## START
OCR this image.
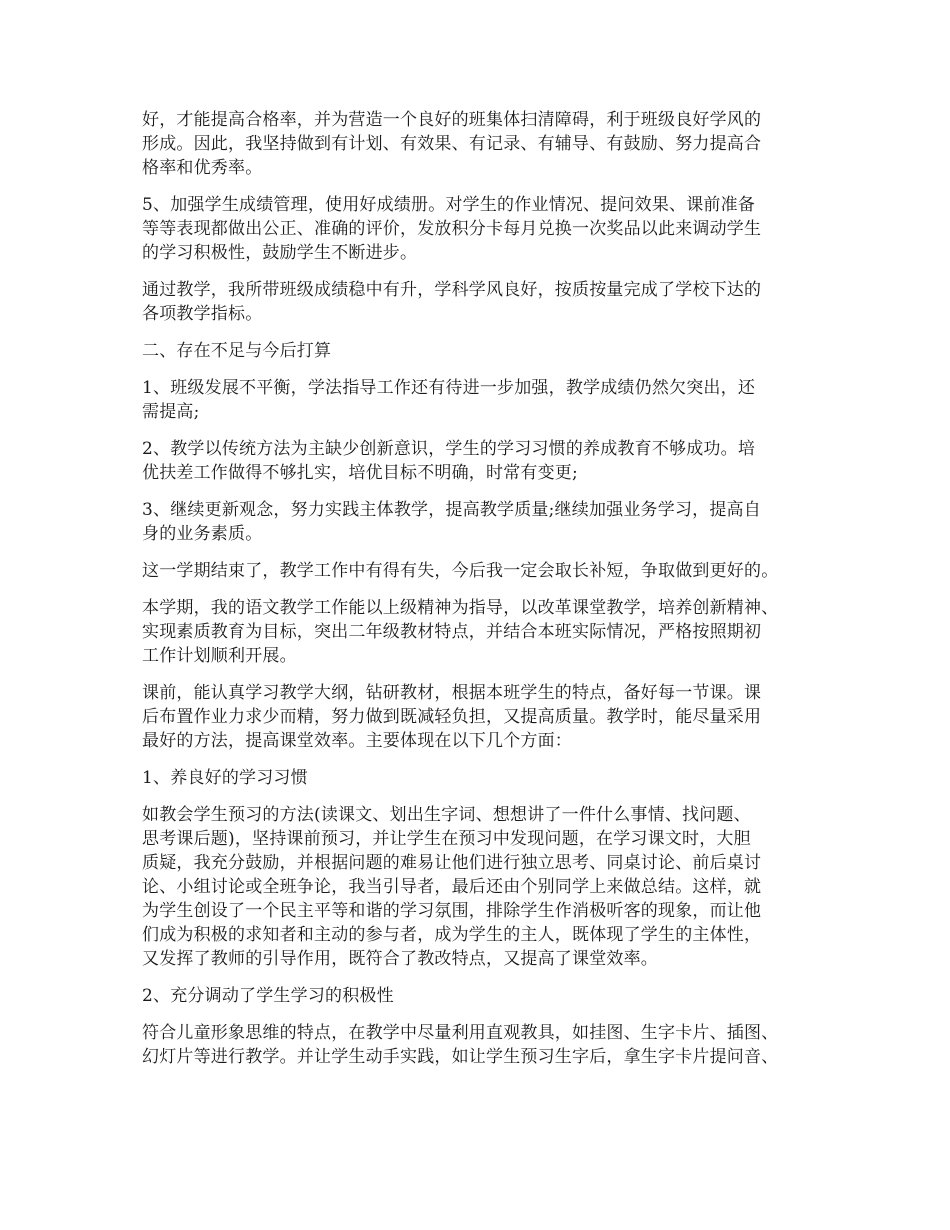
好，才能提高合格率，并为营造一个良好的班集体扫清障碍，利于班级良好学风的
形成。因此，我坚持做到有计划、有效果、有记录、有辅导、有鼓励、努力提高合
格率和优秀率。

5、加强学生成绩管理，使用好成绩册。对学生的作业情况、提问效果、课前准备
等等表现都做出公正、准确的评价，发放积分卡每月兑换一次奖品以此来调动学生
的学习积极性，鼓励学生不断进步。

通过教学，我所带班级成绩稳中有升，学科学风良好，按质按量完成了学校下达的
各项教学指标。

二、存在不足与今后打算

1、班级发展不平衡，学法指导工作还有待进一步加强，教学成绩仍然欠突出，还
需提高;

2、教学以传统方法为主缺少创新意识，学生的学习习惯的养成教育不够成功。培
优扶差工作做得不够扎实，培优目标不明确，时常有变更;

3、继续更新观念，努力实践主体教学，提高教学质量;继续加强业务学习，提高自
身的业务素质。

这一学期结束了，教学工作中有得有失，今后我一定会取长补短，争取做到更好的。

本学期，我的语文教学工作能以上级精神为指导，以改革课堂教学，培养创新精神、
实现素质教育为目标，突出二年级教材特点，并结合本班实际情况，严格按照期初
工作计划顺利开展。

课前，能认真学习教学大纲，钻研教材，根据本班学生的特点，备好每一节课。课
后布置作业力求少而精，努力做到既减轻负担，又提高质量。教学时，能尽量采用
最好的方法，提高课堂效率。主要体现在以下几个方面：

1、养良好的学习习惯

如教会学生预习的方法(读课文、划出生字词、想想讲了一件什么事情、找问题、
思考课后题)，坚持课前预习，并让学生在预习中发现问题，在学习课文时，大胆
质疑，我充分鼓励，并根据问题的难易让他们进行独立思考、同桌讨论、前后桌讨
论、小组讨论或全班争论，我当引导者，最后还由个别同学上来做总结。这样，就
为学生创设了一个民主平等和谐的学习氛围，排除学生作消极听客的现象，而让他
们成为积极的求知者和主动的参与者，成为学生的主人，既体现了学生的主体性，
又发挥了教师的引导作用，既符合了教改特点，又提高了课堂效率。

2、充分调动了学生学习的积极性

符合儿童形象思维的特点，在教学中尽量利用直观教具，如挂图、生字卡片、插图、
幻灯片等进行教学。并让学生动手实践，如让学生预习生字后，拿生字卡片提问音、
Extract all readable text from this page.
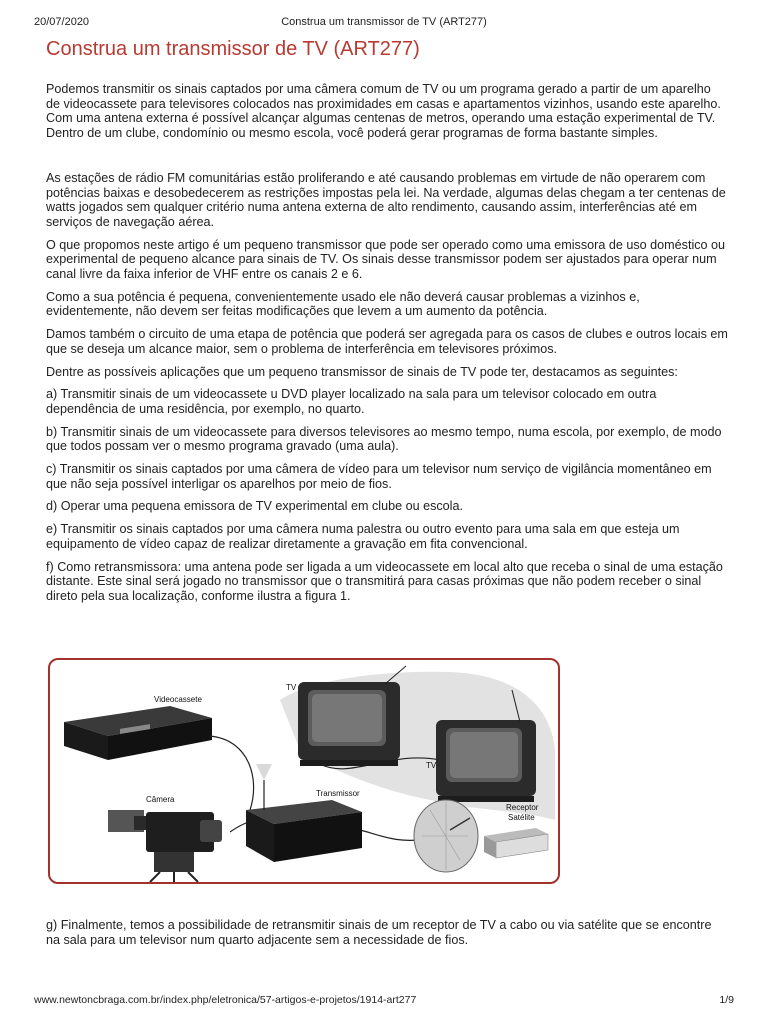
20/07/2020	Construa um transmissor de TV (ART277)
Construa um transmissor de TV (ART277)

Podemos transmitir os sinais captados por uma câmera comum de TV ou um programa gerado a partir de um aparelho de videocassete para televisores colocados nas proximidades em casas e apartamentos vizinhos, usando este aparelho. Com uma antena externa é possível alcançar algumas centenas de metros, operando uma estação experimental de TV. Dentro de um clube, condomínio ou mesmo escola, você poderá gerar programas de forma bastante simples.

As estações de rádio FM comunitárias estão proliferando e até causando problemas em virtude de não operarem com potências baixas e desobedecerem as restrições impostas pela lei. Na verdade, algumas delas chegam a ter centenas de watts jogados sem qualquer critério numa antena externa de alto rendimento, causando assim, interferências até em serviços de navegação aérea.

O que propomos neste artigo é um pequeno transmissor que pode ser operado como uma emissora de uso doméstico ou experimental de pequeno alcance para sinais de TV. Os sinais desse transmissor podem ser ajustados para operar num canal livre da faixa inferior de VHF entre os canais 2 e 6.

Como a sua potência é pequena, convenientemente usado ele não deverá causar problemas a vizinhos e, evidentemente, não devem ser feitas modificações que levem a um aumento da potência.

Damos também o circuito de uma etapa de potência que poderá ser agregada para os casos de clubes e outros locais em que se deseja um alcance maior, sem o problema de interferência em televisores próximos.

Dentre as possíveis aplicações que um pequeno transmissor de sinais de TV pode ter, destacamos as seguintes:

a) Transmitir sinais de um videocassete u DVD player localizado na sala para um televisor colocado em outra dependência de uma residência, por exemplo, no quarto.

b) Transmitir sinais de um videocassete para diversos televisores ao mesmo tempo, numa escola, por exemplo, de modo que todos possam ver o mesmo programa gravado (uma aula).

c) Transmitir os sinais captados por uma câmera de vídeo para um televisor num serviço de vigilância momentâneo em que não seja possível interligar os aparelhos por meio de fios.

d) Operar uma pequena emissora de TV experimental em clube ou escola.

e) Transmitir os sinais captados por uma câmera numa palestra ou outro evento para uma sala em que esteja um equipamento de vídeo capaz de realizar diretamente a gravação em fita convencional.

f) Como retransmissora: uma antena pode ser ligada a um videocassete em local alto que receba o sinal de uma estação distante. Este sinal será jogado no transmissor que o transmitirá para casas próximas que não podem receber o sinal direto pela sua localização, conforme ilustra a figura 1.

Videocassete
TV
TV
Câmera
Transmissor
Receptor
Satélite

g) Finalmente, temos a possibilidade de retransmitir sinais de um receptor de TV a cabo ou via satélite que se encontre na sala para um televisor num quarto adjacente sem a necessidade de fios.

www.newtoncbraga.com.br/index.php/eletronica/57-artigos-e-projetos/1914-art277	1/9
## END
# INSTRUCTIONS FOR THE TASK
Transcribe the material exactly, leaving every picture out.

# COMPLETED EXERCISE
OCR this image.
好，才能提高合格率，并为营造一个良好的班集体扫清障碍，利于班级良好学风的
形成。因此，我坚持做到有计划、有效果、有记录、有辅导、有鼓励、努力提高合
格率和优秀率。

5、加强学生成绩管理，使用好成绩册。对学生的作业情况、提问效果、课前准备
等等表现都做出公正、准确的评价，发放积分卡每月兑换一次奖品以此来调动学生
的学习积极性，鼓励学生不断进步。

通过教学，我所带班级成绩稳中有升，学科学风良好，按质按量完成了学校下达的
各项教学指标。

二、存在不足与今后打算

1、班级发展不平衡，学法指导工作还有待进一步加强，教学成绩仍然欠突出，还
需提高;

2、教学以传统方法为主缺少创新意识，学生的学习习惯的养成教育不够成功。培
优扶差工作做得不够扎实，培优目标不明确，时常有变更;

3、继续更新观念，努力实践主体教学，提高教学质量;继续加强业务学习，提高自
身的业务素质。

这一学期结束了，教学工作中有得有失，今后我一定会取长补短，争取做到更好的。

本学期，我的语文教学工作能以上级精神为指导，以改革课堂教学，培养创新精神、
实现素质教育为目标，突出二年级教材特点，并结合本班实际情况，严格按照期初
工作计划顺利开展。

课前，能认真学习教学大纲，钻研教材，根据本班学生的特点，备好每一节课。课
后布置作业力求少而精，努力做到既减轻负担，又提高质量。教学时，能尽量采用
最好的方法，提高课堂效率。主要体现在以下几个方面：

1、养良好的学习习惯

如教会学生预习的方法(读课文、划出生字词、想想讲了一件什么事情、找问题、
思考课后题)，坚持课前预习，并让学生在预习中发现问题，在学习课文时，大胆
质疑，我充分鼓励，并根据问题的难易让他们进行独立思考、同桌讨论、前后桌讨
论、小组讨论或全班争论，我当引导者，最后还由个别同学上来做总结。这样，就
为学生创设了一个民主平等和谐的学习氛围，排除学生作消极听客的现象，而让他
们成为积极的求知者和主动的参与者，成为学生的主人，既体现了学生的主体性，
又发挥了教师的引导作用，既符合了教改特点，又提高了课堂效率。

2、充分调动了学生学习的积极性

符合儿童形象思维的特点，在教学中尽量利用直观教具，如挂图、生字卡片、插图、
幻灯片等进行教学。并让学生动手实践，如让学生预习生字后，拿生字卡片提问音、
Extract all readable text from this page.
20/07/2020	Construa um transmissor de TV (ART277)
Construa um transmissor de TV (ART277)

Podemos transmitir os sinais captados por uma câmera comum de TV ou um programa gerado a partir de um aparelho de videocassete para televisores colocados nas proximidades em casas e apartamentos vizinhos, usando este aparelho. Com uma antena externa é possível alcançar algumas centenas de metros, operando uma estação experimental de TV. Dentro de um clube, condomínio ou mesmo escola, você poderá gerar programas de forma bastante simples.

As estações de rádio FM comunitárias estão proliferando e até causando problemas em virtude de não operarem com potências baixas e desobedecerem as restrições impostas pela lei. Na verdade, algumas delas chegam a ter centenas de watts jogados sem qualquer critério numa antena externa de alto rendimento, causando assim, interferências até em serviços de navegação aérea.

O que propomos neste artigo é um pequeno transmissor que pode ser operado como uma emissora de uso doméstico ou experimental de pequeno alcance para sinais de TV. Os sinais desse transmissor podem ser ajustados para operar num canal livre da faixa inferior de VHF entre os canais 2 e 6.

Como a sua potência é pequena, convenientemente usado ele não deverá causar problemas a vizinhos e, evidentemente, não devem ser feitas modificações que levem a um aumento da potência.

Damos também o circuito de uma etapa de potência que poderá ser agregada para os casos de clubes e outros locais em que se deseja um alcance maior, sem o problema de interferência em televisores próximos.

Dentre as possíveis aplicações que um pequeno transmissor de sinais de TV pode ter, destacamos as seguintes:

a) Transmitir sinais de um videocassete u DVD player localizado na sala para um televisor colocado em outra dependência de uma residência, por exemplo, no quarto.

b) Transmitir sinais de um videocassete para diversos televisores ao mesmo tempo, numa escola, por exemplo, de modo que todos possam ver o mesmo programa gravado (uma aula).

c) Transmitir os sinais captados por uma câmera de vídeo para um televisor num serviço de vigilância momentâneo em que não seja possível interligar os aparelhos por meio de fios.

d) Operar uma pequena emissora de TV experimental em clube ou escola.

e) Transmitir os sinais captados por uma câmera numa palestra ou outro evento para uma sala em que esteja um equipamento de vídeo capaz de realizar diretamente a gravação em fita convencional.

f) Como retransmissora: uma antena pode ser ligada a um videocassete em local alto que receba o sinal de uma estação distante. Este sinal será jogado no transmissor que o transmitirá para casas próximas que não podem receber o sinal direto pela sua localização, conforme ilustra a figura 1.

Videocassete
TV
TV
Câmera
Transmissor
Receptor
Satélite

g) Finalmente, temos a possibilidade de retransmitir sinais de um receptor de TV a cabo ou via satélite que se encontre na sala para um televisor num quarto adjacente sem a necessidade de fios.

www.newtoncbraga.com.br/index.php/eletronica/57-artigos-e-projetos/1914-art277	1/9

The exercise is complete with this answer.